Extracted records:
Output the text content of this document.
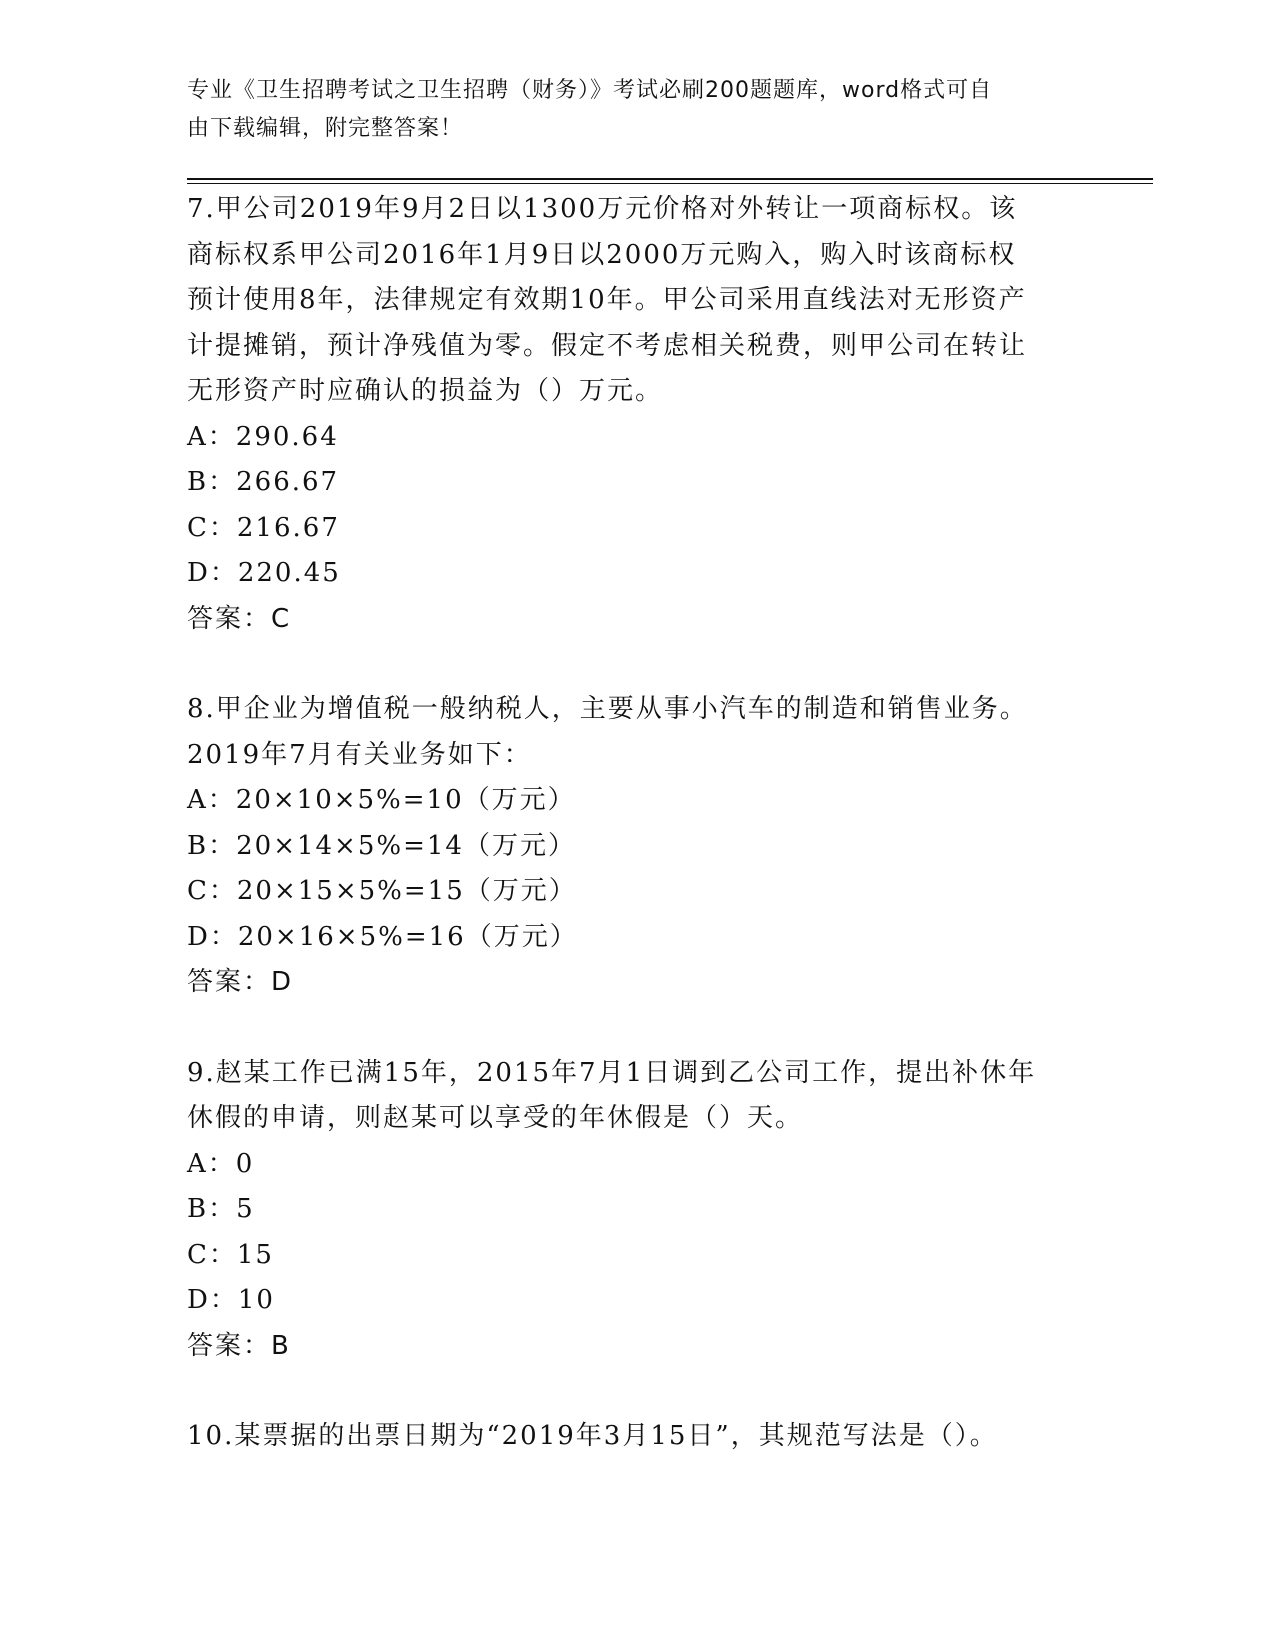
专业《卫生招聘考试之卫生招聘（财务）》考试必刷200题题库，word格式可自
由下载编辑，附完整答案！

7.甲公司2019年9月2日以1300万元价格对外转让一项商标权。该

商标权系甲公司2016年1月9日以2000万元购入，购入时该商标权

预计使用8年，法律规定有效期10年。甲公司采用直线法对无形资产

计提摊销，预计净残值为零。假定不考虑相关税费，则甲公司在转让

无形资产时应确认的损益为（）万元。

A：290.64

B：266.67

C：216.67

D：220.45

答案：C

8.甲企业为增值税一般纳税人，主要从事小汽车的制造和销售业务。

2019年7月有关业务如下：

A：20×10×5%=10（万元）

B：20×14×5%=14（万元）

C：20×15×5%=15（万元）

D：20×16×5%=16（万元）

答案：D

9.赵某工作已满15年，2015年7月1日调到乙公司工作，提出补休年

休假的申请，则赵某可以享受的年休假是（）天。

A：0

B：5

C：15

D：10

答案：B

10.某票据的出票日期为“2019年3月15日”，其规范写法是（）。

▶ [PROMPT] Make an exact copy of the data above, pictures excluded.

▶ [ANSWER TO THIS PROBLEM]
Output the text content of this document.
专业《卫生招聘考试之卫生招聘（财务）》考试必刷200题题库，word格式可自
由下载编辑，附完整答案！

7.甲公司2019年9月2日以1300万元价格对外转让一项商标权。该

商标权系甲公司2016年1月9日以2000万元购入，购入时该商标权

预计使用8年，法律规定有效期10年。甲公司采用直线法对无形资产

计提摊销，预计净残值为零。假定不考虑相关税费，则甲公司在转让

无形资产时应确认的损益为（）万元。

A：290.64

B：266.67

C：216.67

D：220.45

答案：C

8.甲企业为增值税一般纳税人，主要从事小汽车的制造和销售业务。

2019年7月有关业务如下：

A：20×10×5%=10（万元）

B：20×14×5%=14（万元）

C：20×15×5%=15（万元）

D：20×16×5%=16（万元）

答案：D

9.赵某工作已满15年，2015年7月1日调到乙公司工作，提出补休年

休假的申请，则赵某可以享受的年休假是（）天。

A：0

B：5

C：15

D：10

答案：B

10.某票据的出票日期为“2019年3月15日”，其规范写法是（）。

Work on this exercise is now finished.